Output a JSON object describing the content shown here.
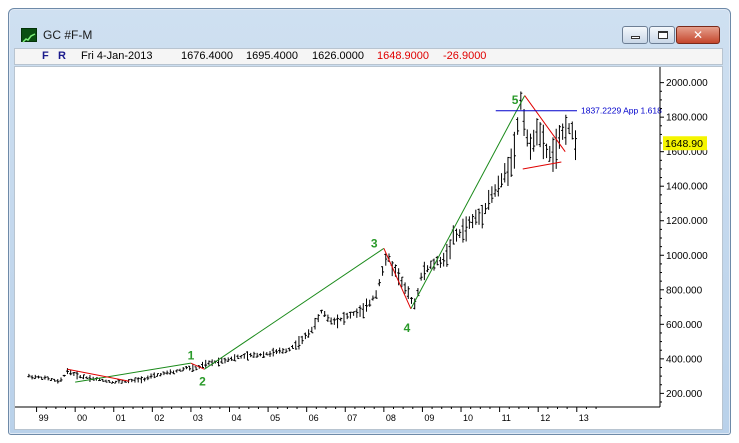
{
  "window": {
    "title": "GC #F-M",
    "close_glyph": "✕"
  },
  "infobar": {
    "f_label": "F",
    "r_label": "R",
    "date": "Fri 4-Jan-2013",
    "open": "1676.4000",
    "high": "1695.4000",
    "low": "1626.0000",
    "close": "1648.9000",
    "change": "-26.9000",
    "change_color": "#e00000",
    "close_color": "#e00000"
  },
  "chart_data": {
    "type": "line",
    "series_style": "ohlc-bars",
    "x_tick_labels": [
      "99",
      "00",
      "01",
      "02",
      "03",
      "04",
      "05",
      "06",
      "07",
      "08",
      "09",
      "10",
      "11",
      "12",
      "13"
    ],
    "y_tick_labels": [
      "2000.000",
      "1800.000",
      "1600.000",
      "1400.000",
      "1200.000",
      "1000.000",
      "800.000",
      "600.000",
      "400.000",
      "200.000"
    ],
    "ylim": [
      150,
      2050
    ],
    "last_price_label": "1648.90",
    "last_price": 1648.9,
    "last_price_bg": "#f5f500",
    "price_path": [
      [
        1998.8,
        300
      ],
      [
        1999.3,
        285
      ],
      [
        1999.6,
        265
      ],
      [
        1999.8,
        330
      ],
      [
        2000.1,
        300
      ],
      [
        2000.5,
        285
      ],
      [
        2001.0,
        265
      ],
      [
        2001.4,
        270
      ],
      [
        2001.8,
        285
      ],
      [
        2002.2,
        310
      ],
      [
        2002.6,
        325
      ],
      [
        2002.9,
        350
      ],
      [
        2003.1,
        340
      ],
      [
        2003.4,
        370
      ],
      [
        2003.8,
        390
      ],
      [
        2004.1,
        405
      ],
      [
        2004.6,
        420
      ],
      [
        2005.0,
        430
      ],
      [
        2005.5,
        450
      ],
      [
        2005.9,
        510
      ],
      [
        2006.2,
        590
      ],
      [
        2006.4,
        680
      ],
      [
        2006.6,
        620
      ],
      [
        2006.9,
        630
      ],
      [
        2007.2,
        660
      ],
      [
        2007.5,
        680
      ],
      [
        2007.8,
        780
      ],
      [
        2007.95,
        900
      ],
      [
        2008.1,
        1000
      ],
      [
        2008.2,
        940
      ],
      [
        2008.4,
        880
      ],
      [
        2008.6,
        780
      ],
      [
        2008.8,
        720
      ],
      [
        2009.0,
        900
      ],
      [
        2009.3,
        950
      ],
      [
        2009.6,
        980
      ],
      [
        2009.8,
        1100
      ],
      [
        2010.0,
        1130
      ],
      [
        2010.3,
        1200
      ],
      [
        2010.5,
        1230
      ],
      [
        2010.8,
        1350
      ],
      [
        2011.0,
        1400
      ],
      [
        2011.2,
        1500
      ],
      [
        2011.4,
        1620
      ],
      [
        2011.55,
        1900
      ],
      [
        2011.7,
        1700
      ],
      [
        2011.8,
        1600
      ],
      [
        2011.95,
        1750
      ],
      [
        2012.1,
        1650
      ],
      [
        2012.3,
        1580
      ],
      [
        2012.5,
        1620
      ],
      [
        2012.7,
        1760
      ],
      [
        2012.85,
        1720
      ],
      [
        2013.0,
        1650
      ]
    ],
    "wave_labels": [
      {
        "text": "1",
        "x": 2003.0,
        "y": 395
      },
      {
        "text": "2",
        "x": 2003.3,
        "y": 245
      },
      {
        "text": "3",
        "x": 2007.75,
        "y": 1045
      },
      {
        "text": "4",
        "x": 2008.6,
        "y": 555
      },
      {
        "text": "5",
        "x": 2011.4,
        "y": 1875
      }
    ],
    "wave_label_color": "#2a9a2a",
    "green_lines": [
      [
        [
          2000.0,
          265
        ],
        [
          2003.0,
          375
        ]
      ],
      [
        [
          2003.35,
          340
        ],
        [
          2008.0,
          1040
        ]
      ],
      [
        [
          2008.7,
          690
        ],
        [
          2011.65,
          1925
        ]
      ]
    ],
    "red_lines": [
      [
        [
          1999.8,
          340
        ],
        [
          2001.4,
          270
        ]
      ],
      [
        [
          2003.0,
          375
        ],
        [
          2003.35,
          340
        ]
      ],
      [
        [
          2008.0,
          1040
        ],
        [
          2008.7,
          690
        ]
      ],
      [
        [
          2011.65,
          1925
        ],
        [
          2012.7,
          1600
        ]
      ],
      [
        [
          2011.6,
          1500
        ],
        [
          2012.6,
          1540
        ]
      ]
    ],
    "target_line": {
      "y": 1837.2229,
      "x_from": 2010.9,
      "label": "1837.2229 App 1.618",
      "color": "#0000cc"
    }
  }
}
-=-=-=-=-
**WHAT TO WORK ON**
Write every entry out again exactly, dropping the pictures.

**EXERCISE RESULT**
Output a JSON object describing the content shown here.
{
  "window": {
    "title": "GC #F-M",
    "close_glyph": "✕"
  },
  "infobar": {
    "f_label": "F",
    "r_label": "R",
    "date": "Fri 4-Jan-2013",
    "open": "1676.4000",
    "high": "1695.4000",
    "low": "1626.0000",
    "close": "1648.9000",
    "change": "-26.9000",
    "change_color": "#e00000",
    "close_color": "#e00000"
  },
  "chart_data": {
    "type": "line",
    "series_style": "ohlc-bars",
    "x_tick_labels": [
      "99",
      "00",
      "01",
      "02",
      "03",
      "04",
      "05",
      "06",
      "07",
      "08",
      "09",
      "10",
      "11",
      "12",
      "13"
    ],
    "y_tick_labels": [
      "2000.000",
      "1800.000",
      "1600.000",
      "1400.000",
      "1200.000",
      "1000.000",
      "800.000",
      "600.000",
      "400.000",
      "200.000"
    ],
    "ylim": [
      150,
      2050
    ],
    "last_price_label": "1648.90",
    "last_price": 1648.9,
    "last_price_bg": "#f5f500",
    "price_path": [
      [
        1998.8,
        300
      ],
      [
        1999.3,
        285
      ],
      [
        1999.6,
        265
      ],
      [
        1999.8,
        330
      ],
      [
        2000.1,
        300
      ],
      [
        2000.5,
        285
      ],
      [
        2001.0,
        265
      ],
      [
        2001.4,
        270
      ],
      [
        2001.8,
        285
      ],
      [
        2002.2,
        310
      ],
      [
        2002.6,
        325
      ],
      [
        2002.9,
        350
      ],
      [
        2003.1,
        340
      ],
      [
        2003.4,
        370
      ],
      [
        2003.8,
        390
      ],
      [
        2004.1,
        405
      ],
      [
        2004.6,
        420
      ],
      [
        2005.0,
        430
      ],
      [
        2005.5,
        450
      ],
      [
        2005.9,
        510
      ],
      [
        2006.2,
        590
      ],
      [
        2006.4,
        680
      ],
      [
        2006.6,
        620
      ],
      [
        2006.9,
        630
      ],
      [
        2007.2,
        660
      ],
      [
        2007.5,
        680
      ],
      [
        2007.8,
        780
      ],
      [
        2007.95,
        900
      ],
      [
        2008.1,
        1000
      ],
      [
        2008.2,
        940
      ],
      [
        2008.4,
        880
      ],
      [
        2008.6,
        780
      ],
      [
        2008.8,
        720
      ],
      [
        2009.0,
        900
      ],
      [
        2009.3,
        950
      ],
      [
        2009.6,
        980
      ],
      [
        2009.8,
        1100
      ],
      [
        2010.0,
        1130
      ],
      [
        2010.3,
        1200
      ],
      [
        2010.5,
        1230
      ],
      [
        2010.8,
        1350
      ],
      [
        2011.0,
        1400
      ],
      [
        2011.2,
        1500
      ],
      [
        2011.4,
        1620
      ],
      [
        2011.55,
        1900
      ],
      [
        2011.7,
        1700
      ],
      [
        2011.8,
        1600
      ],
      [
        2011.95,
        1750
      ],
      [
        2012.1,
        1650
      ],
      [
        2012.3,
        1580
      ],
      [
        2012.5,
        1620
      ],
      [
        2012.7,
        1760
      ],
      [
        2012.85,
        1720
      ],
      [
        2013.0,
        1650
      ]
    ],
    "wave_labels": [
      {
        "text": "1",
        "x": 2003.0,
        "y": 395
      },
      {
        "text": "2",
        "x": 2003.3,
        "y": 245
      },
      {
        "text": "3",
        "x": 2007.75,
        "y": 1045
      },
      {
        "text": "4",
        "x": 2008.6,
        "y": 555
      },
      {
        "text": "5",
        "x": 2011.4,
        "y": 1875
      }
    ],
    "wave_label_color": "#2a9a2a",
    "green_lines": [
      [
        [
          2000.0,
          265
        ],
        [
          2003.0,
          375
        ]
      ],
      [
        [
          2003.35,
          340
        ],
        [
          2008.0,
          1040
        ]
      ],
      [
        [
          2008.7,
          690
        ],
        [
          2011.65,
          1925
        ]
      ]
    ],
    "red_lines": [
      [
        [
          1999.8,
          340
        ],
        [
          2001.4,
          270
        ]
      ],
      [
        [
          2003.0,
          375
        ],
        [
          2003.35,
          340
        ]
      ],
      [
        [
          2008.0,
          1040
        ],
        [
          2008.7,
          690
        ]
      ],
      [
        [
          2011.65,
          1925
        ],
        [
          2012.7,
          1600
        ]
      ],
      [
        [
          2011.6,
          1500
        ],
        [
          2012.6,
          1540
        ]
      ]
    ],
    "target_line": {
      "y": 1837.2229,
      "x_from": 2010.9,
      "label": "1837.2229 App 1.618",
      "color": "#0000cc"
    }
  }
}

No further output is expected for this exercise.